▶ **TESTO FORNITO**:
....................

Nel 2021 gli attacchi nel mondo sono aumentati del 10% rispetto all’anno precedente, e sono sempre più gravi. Le nuove modalità di attacco dimostrano che i cyber criminali sono sempre più sofisticati e in grado di fare rete con la criminalità organizzata. Questo è quanto emerge dal nuovo Rapporto Clusit 2022.

CLUSIT, l’Associazione Italiana per la Sicurezza Informatica, ha presentato il nuovo rapporto il 15 marzo nel contesto del Security Summit, evento di riferimento per la cybersecurity in Italia.

Il rapporto Clusit 2022 scatta una fotografia a livello globale e italiano della cybersecurity secondo i dati ufficiali del 2021, a cui si aggiungono approfondimenti tematici, come quello relativo al settore finance e i dati rilevati dal SoC di Fastweb, uno dei principali ISP (Internet Service Provider) del nostro paese.

....................

▶ **ATTIVITÀ PROPOSTE**:
1. Estrai dal testo sul Rapporto Clusit 2022 il passo che comincia con le parole "CLUSIT, l’Associazione Italiana" e si chiude dopo le parole "del nostro paese.".
2. Secondo il testo sul Rapporto Clusit 2022, su quale base si afferma che i cyber criminali sono sempre più sofisticati e in grado di fare rete con la criminalità organizzata? Rispondi in una o due frasi.
Le voci riportate qui non servono per svolgere le attività.

▶ **MATERIALE ESTRATTO**:
....................

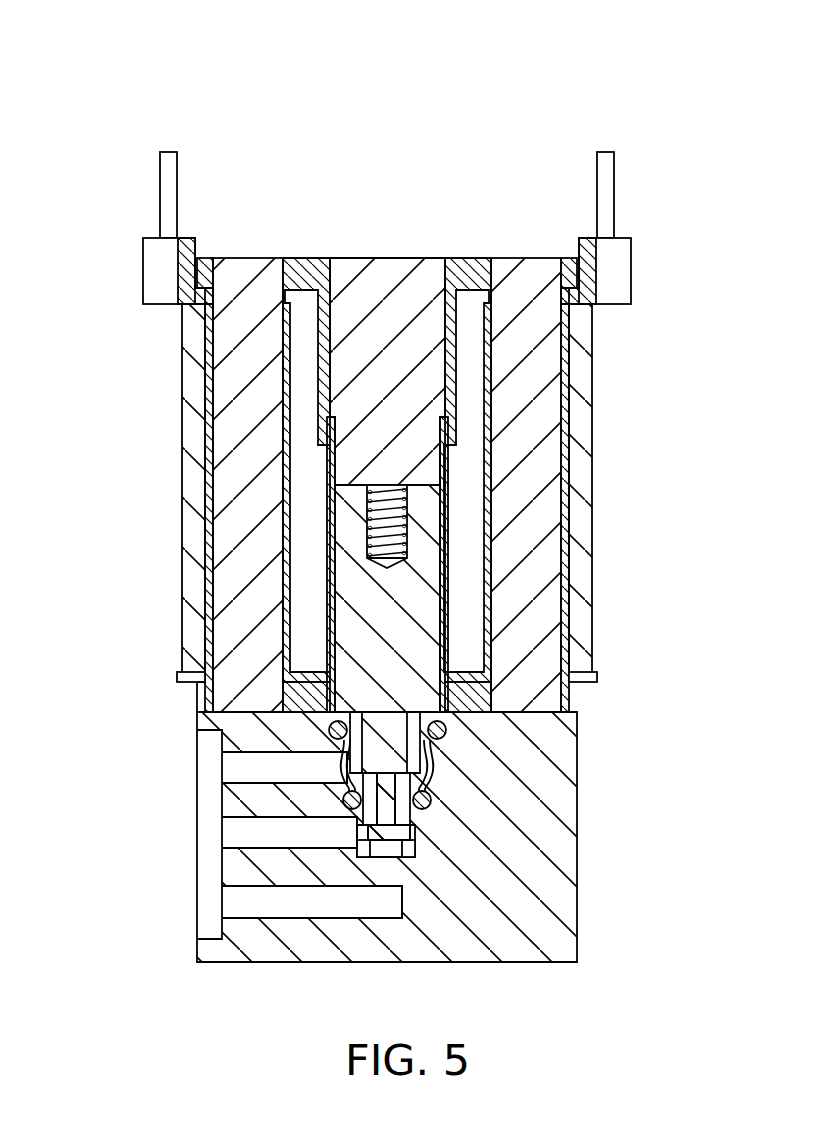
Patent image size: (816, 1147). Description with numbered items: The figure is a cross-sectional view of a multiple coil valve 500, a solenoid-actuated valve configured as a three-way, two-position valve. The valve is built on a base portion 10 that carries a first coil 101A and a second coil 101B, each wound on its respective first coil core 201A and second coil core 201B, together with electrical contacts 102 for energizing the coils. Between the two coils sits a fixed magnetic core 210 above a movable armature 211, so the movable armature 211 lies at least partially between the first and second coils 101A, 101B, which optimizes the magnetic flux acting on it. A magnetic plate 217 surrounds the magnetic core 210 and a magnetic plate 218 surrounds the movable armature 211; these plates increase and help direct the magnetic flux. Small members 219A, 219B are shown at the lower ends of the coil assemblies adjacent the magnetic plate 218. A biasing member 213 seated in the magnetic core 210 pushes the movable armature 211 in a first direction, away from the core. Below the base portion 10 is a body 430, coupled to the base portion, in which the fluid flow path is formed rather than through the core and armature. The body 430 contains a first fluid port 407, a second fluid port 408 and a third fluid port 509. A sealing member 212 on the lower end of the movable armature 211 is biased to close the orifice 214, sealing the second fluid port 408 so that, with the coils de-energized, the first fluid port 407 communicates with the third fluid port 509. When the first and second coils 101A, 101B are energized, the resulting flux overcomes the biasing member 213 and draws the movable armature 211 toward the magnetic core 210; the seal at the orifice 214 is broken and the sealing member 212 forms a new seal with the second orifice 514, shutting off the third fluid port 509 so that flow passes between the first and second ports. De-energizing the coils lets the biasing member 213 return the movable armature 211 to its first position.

The multiple coil valve 500 is at (640, 56).
The base portion 10 is at (666, 355).
The electrical contacts 102 is at (176, 171).
The first coil 101A is at (178, 411).
The second coil 101B is at (594, 453).
The first coil core 201A is at (251, 266).
The second coil core 201B is at (528, 266).
The magnetic plate 217 is at (318, 266).
The magnetic core 210 is at (402, 266).
The movable armature 211 is at (370, 610).
The biasing member 213 is at (407, 512).
The magnetic plate 218 is at (478, 700).
The first shim 219A is at (185, 681).
The second shim 219B is at (588, 682).
The body 430 is at (557, 886).
The third fluid port 509 is at (228, 768).
The first fluid port 407 is at (228, 834).
The second fluid port 408 is at (228, 906).
The second orifice 514 is at (430, 800).
The orifice 214 is at (384, 876).
The sealing member 212 is at (412, 832).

....................

▶ **RISPOSTE ALLE ATTIVITÀ**:
1.
CLUSIT, l’Associazione Italiana per la Sicurezza Informatica, ha presentato il nuovo rapporto il 15 marzo nel contesto del Security Summit, evento di riferimento per la cybersecurity in Italia.

Il rapporto Clusit 2022 scatta una fotografia a livello globale e italiano della cybersecurity secondo i dati ufficiali del 2021, a cui si aggiungono approfondimenti tematici, come quello relativo al settore finance e i dati rilevati dal SoC di Fastweb, uno dei principali ISP (Internet Service Provider) del nostro paese.

2. L'affermazione si basa sulle nuove modalità di attacco, che secondo il nuovo Rapporto Clusit 2022 dimostrano questa crescente sofisticazione e la capacità di fare rete con la criminalità organizzata.